WHAT THE EXERCISE ASKS –
Reproduce the material below line for line, with no changes.

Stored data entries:
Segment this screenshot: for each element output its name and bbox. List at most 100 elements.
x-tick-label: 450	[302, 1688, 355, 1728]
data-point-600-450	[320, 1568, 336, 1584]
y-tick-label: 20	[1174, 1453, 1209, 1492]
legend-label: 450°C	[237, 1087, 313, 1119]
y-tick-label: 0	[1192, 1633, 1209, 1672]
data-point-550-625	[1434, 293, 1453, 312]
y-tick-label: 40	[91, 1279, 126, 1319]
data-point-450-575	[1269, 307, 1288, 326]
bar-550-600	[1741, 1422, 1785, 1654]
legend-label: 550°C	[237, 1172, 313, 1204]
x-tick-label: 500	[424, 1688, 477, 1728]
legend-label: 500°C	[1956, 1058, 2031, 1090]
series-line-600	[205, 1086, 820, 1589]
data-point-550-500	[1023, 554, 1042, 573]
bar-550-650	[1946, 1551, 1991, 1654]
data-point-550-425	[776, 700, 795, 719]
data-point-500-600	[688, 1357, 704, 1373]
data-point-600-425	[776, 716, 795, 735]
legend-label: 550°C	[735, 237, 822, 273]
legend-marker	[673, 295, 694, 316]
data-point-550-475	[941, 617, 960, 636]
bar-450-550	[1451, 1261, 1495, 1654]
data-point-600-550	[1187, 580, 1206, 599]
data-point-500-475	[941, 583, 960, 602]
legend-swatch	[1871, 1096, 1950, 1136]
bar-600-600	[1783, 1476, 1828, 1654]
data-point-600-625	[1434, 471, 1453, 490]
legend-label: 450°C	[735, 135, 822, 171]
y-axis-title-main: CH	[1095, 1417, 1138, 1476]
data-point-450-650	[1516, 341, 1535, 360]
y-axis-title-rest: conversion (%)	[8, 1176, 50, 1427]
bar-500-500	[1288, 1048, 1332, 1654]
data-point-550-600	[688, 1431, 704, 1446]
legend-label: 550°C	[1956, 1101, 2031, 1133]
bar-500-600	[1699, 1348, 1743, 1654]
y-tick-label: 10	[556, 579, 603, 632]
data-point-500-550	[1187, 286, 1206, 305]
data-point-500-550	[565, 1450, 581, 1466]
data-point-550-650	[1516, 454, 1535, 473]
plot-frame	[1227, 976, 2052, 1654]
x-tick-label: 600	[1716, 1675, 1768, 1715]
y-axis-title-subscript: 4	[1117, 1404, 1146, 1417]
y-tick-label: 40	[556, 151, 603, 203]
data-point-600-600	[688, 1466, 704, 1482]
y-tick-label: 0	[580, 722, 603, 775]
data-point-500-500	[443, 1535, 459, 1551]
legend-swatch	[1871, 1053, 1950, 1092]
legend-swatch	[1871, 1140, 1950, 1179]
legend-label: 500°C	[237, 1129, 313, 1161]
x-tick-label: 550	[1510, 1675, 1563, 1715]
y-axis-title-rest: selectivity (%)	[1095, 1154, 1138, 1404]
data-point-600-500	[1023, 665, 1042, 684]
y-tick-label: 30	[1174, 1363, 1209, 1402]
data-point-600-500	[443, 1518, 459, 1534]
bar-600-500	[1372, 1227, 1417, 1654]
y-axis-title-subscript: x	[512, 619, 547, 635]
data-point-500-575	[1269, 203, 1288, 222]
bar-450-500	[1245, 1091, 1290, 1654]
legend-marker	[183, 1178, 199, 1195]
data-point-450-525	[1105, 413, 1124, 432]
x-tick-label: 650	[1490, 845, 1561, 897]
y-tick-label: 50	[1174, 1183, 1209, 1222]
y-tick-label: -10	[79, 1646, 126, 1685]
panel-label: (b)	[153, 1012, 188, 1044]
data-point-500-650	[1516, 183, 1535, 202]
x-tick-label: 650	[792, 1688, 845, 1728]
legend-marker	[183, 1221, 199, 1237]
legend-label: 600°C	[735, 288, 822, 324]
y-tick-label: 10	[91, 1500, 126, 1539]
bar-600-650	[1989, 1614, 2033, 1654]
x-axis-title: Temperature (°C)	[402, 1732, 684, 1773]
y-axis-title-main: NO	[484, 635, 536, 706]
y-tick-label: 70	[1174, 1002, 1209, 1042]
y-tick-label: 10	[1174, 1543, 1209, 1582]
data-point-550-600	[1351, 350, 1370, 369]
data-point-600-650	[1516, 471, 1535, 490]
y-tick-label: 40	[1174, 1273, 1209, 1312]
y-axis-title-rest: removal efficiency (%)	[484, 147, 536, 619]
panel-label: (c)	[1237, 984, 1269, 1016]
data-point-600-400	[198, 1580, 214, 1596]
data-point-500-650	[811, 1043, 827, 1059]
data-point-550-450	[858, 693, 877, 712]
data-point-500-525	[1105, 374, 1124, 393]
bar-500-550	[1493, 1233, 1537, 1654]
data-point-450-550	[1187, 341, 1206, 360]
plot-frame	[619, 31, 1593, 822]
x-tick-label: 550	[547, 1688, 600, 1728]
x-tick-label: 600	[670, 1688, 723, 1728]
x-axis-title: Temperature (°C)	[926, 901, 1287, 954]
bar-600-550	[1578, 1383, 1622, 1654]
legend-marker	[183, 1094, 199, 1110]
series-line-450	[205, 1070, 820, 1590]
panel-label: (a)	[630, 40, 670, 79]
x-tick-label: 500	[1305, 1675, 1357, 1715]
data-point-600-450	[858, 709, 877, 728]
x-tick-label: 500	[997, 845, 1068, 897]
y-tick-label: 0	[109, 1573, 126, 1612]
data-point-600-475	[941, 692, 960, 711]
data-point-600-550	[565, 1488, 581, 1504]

OUTPUT FOR THIS TASK –
Segment this screenshot: for each element output its name and bbox. List at most 100 elements.
x-tick-label: 450	[302, 1688, 355, 1728]
data-point-600-450	[320, 1568, 336, 1584]
y-tick-label: 20	[1174, 1453, 1209, 1492]
legend-label: 450°C	[237, 1087, 313, 1119]
y-tick-label: 0	[1192, 1633, 1209, 1672]
data-point-550-625	[1434, 293, 1453, 312]
y-tick-label: 40	[91, 1279, 126, 1319]
data-point-450-575	[1269, 307, 1288, 326]
bar-550-600	[1741, 1422, 1785, 1654]
legend-label: 550°C	[237, 1172, 313, 1204]
x-tick-label: 500	[424, 1688, 477, 1728]
legend-label: 500°C	[1956, 1058, 2031, 1090]
series-line-600	[205, 1086, 820, 1589]
data-point-550-500	[1023, 554, 1042, 573]
bar-550-650	[1946, 1551, 1991, 1654]
data-point-550-425	[776, 700, 795, 719]
data-point-500-600	[688, 1357, 704, 1373]
data-point-600-425	[776, 716, 795, 735]
legend-label: 550°C	[735, 237, 822, 273]
legend-marker	[673, 295, 694, 316]
data-point-550-475	[941, 617, 960, 636]
bar-450-550	[1451, 1261, 1495, 1654]
data-point-600-550	[1187, 580, 1206, 599]
data-point-500-475	[941, 583, 960, 602]
legend-swatch	[1871, 1096, 1950, 1136]
bar-600-600	[1783, 1476, 1828, 1654]
data-point-600-625	[1434, 471, 1453, 490]
legend-label: 450°C	[735, 135, 822, 171]
y-axis-title-main: CH	[1095, 1417, 1138, 1476]
data-point-450-650	[1516, 341, 1535, 360]
y-axis-title-rest: conversion (%)	[8, 1176, 50, 1427]
bar-500-500	[1288, 1048, 1332, 1654]
data-point-550-600	[688, 1431, 704, 1446]
legend-label: 550°C	[1956, 1101, 2031, 1133]
bar-500-600	[1699, 1348, 1743, 1654]
y-tick-label: 10	[556, 579, 603, 632]
data-point-500-550	[1187, 286, 1206, 305]
data-point-500-550	[565, 1450, 581, 1466]
data-point-550-650	[1516, 454, 1535, 473]
plot-frame	[1227, 976, 2052, 1654]
x-tick-label: 600	[1716, 1675, 1768, 1715]
y-axis-title-subscript: 4	[1117, 1404, 1146, 1417]
y-tick-label: 40	[556, 151, 603, 203]
data-point-600-600	[688, 1466, 704, 1482]
y-tick-label: 0	[580, 722, 603, 775]
data-point-500-500	[443, 1535, 459, 1551]
legend-swatch	[1871, 1053, 1950, 1092]
legend-swatch	[1871, 1140, 1950, 1179]
legend-label: 500°C	[237, 1129, 313, 1161]
x-tick-label: 550	[1510, 1675, 1563, 1715]
y-axis-title-rest: selectivity (%)	[1095, 1154, 1138, 1404]
data-point-600-500	[1023, 665, 1042, 684]
y-tick-label: 30	[1174, 1363, 1209, 1402]
data-point-600-500	[443, 1518, 459, 1534]
bar-600-500	[1372, 1227, 1417, 1654]
y-axis-title-subscript: x	[512, 619, 547, 635]
data-point-500-575	[1269, 203, 1288, 222]
bar-450-500	[1245, 1091, 1290, 1654]
legend-marker	[183, 1178, 199, 1195]
data-point-450-525	[1105, 413, 1124, 432]
x-tick-label: 650	[1490, 845, 1561, 897]
y-tick-label: 50	[1174, 1183, 1209, 1222]
y-tick-label: -10	[79, 1646, 126, 1685]
panel-label: (b)	[153, 1012, 188, 1044]
data-point-500-650	[1516, 183, 1535, 202]
x-tick-label: 650	[792, 1688, 845, 1728]
legend-marker	[183, 1221, 199, 1237]
legend-label: 600°C	[735, 288, 822, 324]
y-tick-label: 10	[91, 1500, 126, 1539]
bar-600-650	[1989, 1614, 2033, 1654]
x-axis-title: Temperature (°C)	[402, 1732, 684, 1773]
y-axis-title-main: NO	[484, 635, 536, 706]
y-tick-label: 70	[1174, 1002, 1209, 1042]
y-tick-label: 10	[1174, 1543, 1209, 1582]
data-point-550-600	[1351, 350, 1370, 369]
data-point-600-650	[1516, 471, 1535, 490]
y-tick-label: 40	[1174, 1273, 1209, 1312]
y-axis-title-rest: removal efficiency (%)	[484, 147, 536, 619]
panel-label: (c)	[1237, 984, 1269, 1016]
data-point-600-400	[198, 1580, 214, 1596]
data-point-500-650	[811, 1043, 827, 1059]
data-point-550-450	[858, 693, 877, 712]
data-point-500-525	[1105, 374, 1124, 393]
bar-500-550	[1493, 1233, 1537, 1654]
data-point-450-550	[1187, 341, 1206, 360]
plot-frame	[619, 31, 1593, 822]
x-tick-label: 550	[547, 1688, 600, 1728]
x-tick-label: 600	[670, 1688, 723, 1728]
x-axis-title: Temperature (°C)	[926, 901, 1287, 954]
bar-600-550	[1578, 1383, 1622, 1654]
legend-marker	[183, 1094, 199, 1110]
series-line-450	[205, 1070, 820, 1590]
panel-label: (a)	[630, 40, 670, 79]
x-tick-label: 500	[1305, 1675, 1357, 1715]
data-point-600-450	[858, 709, 877, 728]
x-tick-label: 500	[997, 845, 1068, 897]
y-tick-label: 0	[109, 1573, 126, 1612]
data-point-600-475	[941, 692, 960, 711]
data-point-600-550	[565, 1488, 581, 1504]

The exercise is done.